Your goal:
Please give the rows again from the start through the line containing "200, 634, 222]", inclusive, changing each "list-item" to "list-entry" and leaving everything else unchanged.

Input material:
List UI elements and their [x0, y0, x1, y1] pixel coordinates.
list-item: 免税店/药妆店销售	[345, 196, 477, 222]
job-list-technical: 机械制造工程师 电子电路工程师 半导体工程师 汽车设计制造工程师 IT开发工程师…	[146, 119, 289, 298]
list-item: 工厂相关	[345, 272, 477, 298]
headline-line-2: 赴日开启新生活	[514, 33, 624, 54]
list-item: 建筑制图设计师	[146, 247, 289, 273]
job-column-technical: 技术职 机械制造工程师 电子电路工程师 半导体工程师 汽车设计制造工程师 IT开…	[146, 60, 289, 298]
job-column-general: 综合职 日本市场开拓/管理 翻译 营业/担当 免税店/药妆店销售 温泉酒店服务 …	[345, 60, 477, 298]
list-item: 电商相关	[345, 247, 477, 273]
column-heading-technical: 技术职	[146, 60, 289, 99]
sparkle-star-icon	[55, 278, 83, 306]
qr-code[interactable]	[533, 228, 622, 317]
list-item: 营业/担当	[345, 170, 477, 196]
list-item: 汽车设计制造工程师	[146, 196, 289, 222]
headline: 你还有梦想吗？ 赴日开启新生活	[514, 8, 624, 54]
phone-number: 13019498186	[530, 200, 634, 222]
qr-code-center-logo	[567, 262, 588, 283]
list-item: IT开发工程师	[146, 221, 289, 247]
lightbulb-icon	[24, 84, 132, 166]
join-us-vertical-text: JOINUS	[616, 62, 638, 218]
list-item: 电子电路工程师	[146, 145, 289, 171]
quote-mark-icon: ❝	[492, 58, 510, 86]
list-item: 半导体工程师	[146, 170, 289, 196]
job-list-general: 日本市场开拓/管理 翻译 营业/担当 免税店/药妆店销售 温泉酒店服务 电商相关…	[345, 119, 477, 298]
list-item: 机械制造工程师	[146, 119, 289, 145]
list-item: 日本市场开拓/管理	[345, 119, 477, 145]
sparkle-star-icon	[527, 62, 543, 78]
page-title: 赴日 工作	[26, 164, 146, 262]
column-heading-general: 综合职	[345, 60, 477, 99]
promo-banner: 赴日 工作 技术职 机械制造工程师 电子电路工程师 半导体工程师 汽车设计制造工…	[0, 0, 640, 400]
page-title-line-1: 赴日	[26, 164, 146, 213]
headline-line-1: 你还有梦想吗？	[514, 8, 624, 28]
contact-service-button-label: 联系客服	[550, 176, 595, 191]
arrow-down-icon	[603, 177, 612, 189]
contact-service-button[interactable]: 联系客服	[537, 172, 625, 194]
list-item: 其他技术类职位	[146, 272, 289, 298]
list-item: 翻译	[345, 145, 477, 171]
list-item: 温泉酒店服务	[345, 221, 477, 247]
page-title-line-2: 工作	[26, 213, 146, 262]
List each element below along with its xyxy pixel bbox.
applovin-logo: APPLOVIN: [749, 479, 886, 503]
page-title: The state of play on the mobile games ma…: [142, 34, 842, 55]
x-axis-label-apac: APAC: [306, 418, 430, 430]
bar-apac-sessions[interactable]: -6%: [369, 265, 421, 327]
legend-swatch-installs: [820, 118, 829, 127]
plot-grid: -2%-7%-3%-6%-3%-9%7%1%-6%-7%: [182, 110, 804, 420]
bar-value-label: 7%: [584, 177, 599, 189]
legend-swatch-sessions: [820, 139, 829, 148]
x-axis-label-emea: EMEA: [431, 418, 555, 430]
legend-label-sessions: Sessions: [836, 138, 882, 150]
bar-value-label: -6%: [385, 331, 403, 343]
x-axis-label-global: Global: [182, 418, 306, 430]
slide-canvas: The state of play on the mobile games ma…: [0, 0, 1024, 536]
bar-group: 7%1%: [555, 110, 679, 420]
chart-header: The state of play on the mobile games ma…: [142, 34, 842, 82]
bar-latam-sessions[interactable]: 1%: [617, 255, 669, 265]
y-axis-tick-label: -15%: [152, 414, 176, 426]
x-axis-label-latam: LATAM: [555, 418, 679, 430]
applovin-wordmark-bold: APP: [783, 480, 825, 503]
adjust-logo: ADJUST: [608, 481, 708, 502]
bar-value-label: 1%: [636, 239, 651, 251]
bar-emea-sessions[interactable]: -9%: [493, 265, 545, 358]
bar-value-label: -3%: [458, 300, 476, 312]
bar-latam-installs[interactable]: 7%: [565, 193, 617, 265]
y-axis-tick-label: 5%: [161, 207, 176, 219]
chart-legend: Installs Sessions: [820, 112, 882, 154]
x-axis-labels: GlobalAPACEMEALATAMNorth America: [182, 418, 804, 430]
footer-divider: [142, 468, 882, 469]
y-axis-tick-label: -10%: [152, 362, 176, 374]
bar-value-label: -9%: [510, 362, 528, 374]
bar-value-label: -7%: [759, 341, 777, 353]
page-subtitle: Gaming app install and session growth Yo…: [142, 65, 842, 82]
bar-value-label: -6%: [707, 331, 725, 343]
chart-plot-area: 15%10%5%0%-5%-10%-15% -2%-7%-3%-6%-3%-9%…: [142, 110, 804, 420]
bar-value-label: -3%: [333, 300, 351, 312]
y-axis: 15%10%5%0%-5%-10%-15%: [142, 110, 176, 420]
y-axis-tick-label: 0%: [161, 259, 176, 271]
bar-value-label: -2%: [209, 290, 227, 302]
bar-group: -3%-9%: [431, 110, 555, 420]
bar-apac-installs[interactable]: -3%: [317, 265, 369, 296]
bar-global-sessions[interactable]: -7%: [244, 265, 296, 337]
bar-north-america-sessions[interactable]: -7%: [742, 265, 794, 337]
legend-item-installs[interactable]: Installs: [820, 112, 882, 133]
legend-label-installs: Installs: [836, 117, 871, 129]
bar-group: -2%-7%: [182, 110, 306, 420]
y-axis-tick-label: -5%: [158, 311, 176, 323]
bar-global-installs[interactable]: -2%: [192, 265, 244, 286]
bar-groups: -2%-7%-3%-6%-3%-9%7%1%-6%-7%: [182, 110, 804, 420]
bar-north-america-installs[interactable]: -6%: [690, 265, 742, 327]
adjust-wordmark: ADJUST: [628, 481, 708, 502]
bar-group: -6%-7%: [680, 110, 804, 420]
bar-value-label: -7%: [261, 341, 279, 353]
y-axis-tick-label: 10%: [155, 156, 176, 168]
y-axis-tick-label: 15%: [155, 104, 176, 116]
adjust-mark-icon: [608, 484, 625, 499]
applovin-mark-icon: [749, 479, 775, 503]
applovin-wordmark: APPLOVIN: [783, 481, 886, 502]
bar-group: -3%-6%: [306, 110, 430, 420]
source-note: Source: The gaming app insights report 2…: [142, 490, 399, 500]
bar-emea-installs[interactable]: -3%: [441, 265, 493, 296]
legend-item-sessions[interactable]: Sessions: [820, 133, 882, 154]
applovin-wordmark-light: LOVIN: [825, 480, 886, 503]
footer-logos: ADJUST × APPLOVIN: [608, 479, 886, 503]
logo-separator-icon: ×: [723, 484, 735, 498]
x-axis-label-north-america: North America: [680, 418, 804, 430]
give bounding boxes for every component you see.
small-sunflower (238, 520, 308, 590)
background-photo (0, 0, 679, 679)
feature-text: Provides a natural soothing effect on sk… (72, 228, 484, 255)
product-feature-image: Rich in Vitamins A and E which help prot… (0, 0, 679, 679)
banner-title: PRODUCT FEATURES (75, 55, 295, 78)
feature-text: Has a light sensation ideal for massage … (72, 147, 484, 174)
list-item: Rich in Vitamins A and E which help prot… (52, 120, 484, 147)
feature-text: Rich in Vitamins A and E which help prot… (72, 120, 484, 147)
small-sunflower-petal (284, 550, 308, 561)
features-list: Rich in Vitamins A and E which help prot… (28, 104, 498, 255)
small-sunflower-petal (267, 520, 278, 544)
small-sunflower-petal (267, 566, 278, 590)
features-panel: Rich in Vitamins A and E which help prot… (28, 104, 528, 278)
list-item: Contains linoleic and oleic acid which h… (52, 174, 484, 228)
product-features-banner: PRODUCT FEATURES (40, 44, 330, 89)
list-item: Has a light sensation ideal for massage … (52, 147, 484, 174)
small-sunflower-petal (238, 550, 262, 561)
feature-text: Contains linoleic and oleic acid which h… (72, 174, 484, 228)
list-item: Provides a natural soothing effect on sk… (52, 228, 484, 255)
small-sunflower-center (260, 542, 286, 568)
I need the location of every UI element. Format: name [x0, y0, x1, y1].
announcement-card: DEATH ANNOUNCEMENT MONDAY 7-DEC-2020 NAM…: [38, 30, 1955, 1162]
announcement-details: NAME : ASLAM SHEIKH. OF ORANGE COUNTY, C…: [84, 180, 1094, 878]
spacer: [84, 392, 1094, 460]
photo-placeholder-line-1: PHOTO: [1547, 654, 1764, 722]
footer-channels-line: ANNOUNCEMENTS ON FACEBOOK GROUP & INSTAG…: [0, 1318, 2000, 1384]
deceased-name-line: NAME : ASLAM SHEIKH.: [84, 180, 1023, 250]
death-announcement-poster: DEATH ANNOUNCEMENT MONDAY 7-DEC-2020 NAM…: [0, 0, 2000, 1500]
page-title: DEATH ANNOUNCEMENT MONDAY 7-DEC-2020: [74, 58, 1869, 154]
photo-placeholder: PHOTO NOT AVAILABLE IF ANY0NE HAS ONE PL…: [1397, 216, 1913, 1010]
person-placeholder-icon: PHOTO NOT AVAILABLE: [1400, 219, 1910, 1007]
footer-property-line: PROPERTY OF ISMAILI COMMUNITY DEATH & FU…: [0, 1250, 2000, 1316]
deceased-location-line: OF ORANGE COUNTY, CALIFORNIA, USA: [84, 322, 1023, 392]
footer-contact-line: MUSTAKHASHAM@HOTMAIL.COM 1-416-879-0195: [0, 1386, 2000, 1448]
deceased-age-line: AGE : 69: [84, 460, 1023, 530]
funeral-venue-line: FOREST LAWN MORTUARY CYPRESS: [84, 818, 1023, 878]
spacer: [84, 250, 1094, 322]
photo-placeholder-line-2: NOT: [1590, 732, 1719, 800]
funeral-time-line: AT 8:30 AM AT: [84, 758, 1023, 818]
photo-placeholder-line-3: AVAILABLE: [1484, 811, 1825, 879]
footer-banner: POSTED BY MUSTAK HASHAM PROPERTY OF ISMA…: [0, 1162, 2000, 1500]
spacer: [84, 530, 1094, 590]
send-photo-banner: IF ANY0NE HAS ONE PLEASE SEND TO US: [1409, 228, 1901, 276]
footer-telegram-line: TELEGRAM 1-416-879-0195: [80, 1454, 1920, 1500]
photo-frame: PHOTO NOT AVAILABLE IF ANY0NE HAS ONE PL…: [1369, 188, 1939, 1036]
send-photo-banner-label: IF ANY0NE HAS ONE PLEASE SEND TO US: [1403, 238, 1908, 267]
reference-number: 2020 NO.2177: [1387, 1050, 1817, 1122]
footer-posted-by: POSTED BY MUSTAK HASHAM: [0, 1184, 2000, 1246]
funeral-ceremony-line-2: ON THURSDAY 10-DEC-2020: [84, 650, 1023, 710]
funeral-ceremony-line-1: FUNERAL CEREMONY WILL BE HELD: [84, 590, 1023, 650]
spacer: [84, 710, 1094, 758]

Written answer:
List UI elements and their [x0, y0, x1, y1] pixel coordinates.
list-entry: 免税店/药妆店销售	[345, 196, 477, 222]
job-list-technical: 机械制造工程师 电子电路工程师 半导体工程师 汽车设计制造工程师 IT开发工程师…	[146, 119, 289, 298]
list-entry: 工厂相关	[345, 272, 477, 298]
headline-line-2: 赴日开启新生活	[514, 33, 624, 54]
list-entry: 建筑制图设计师	[146, 247, 289, 273]
job-column-technical: 技术职 机械制造工程师 电子电路工程师 半导体工程师 汽车设计制造工程师 IT开…	[146, 60, 289, 298]
job-column-general: 综合职 日本市场开拓/管理 翻译 营业/担当 免税店/药妆店销售 温泉酒店服务 …	[345, 60, 477, 298]
list-entry: 电商相关	[345, 247, 477, 273]
column-heading-technical: 技术职	[146, 60, 289, 99]
sparkle-star-icon	[55, 278, 83, 306]
qr-code[interactable]	[533, 228, 622, 317]
list-entry: 营业/担当	[345, 170, 477, 196]
list-entry: 汽车设计制造工程师	[146, 196, 289, 222]
headline: 你还有梦想吗？ 赴日开启新生活	[514, 8, 624, 54]
phone-number: 13019498186	[530, 200, 634, 222]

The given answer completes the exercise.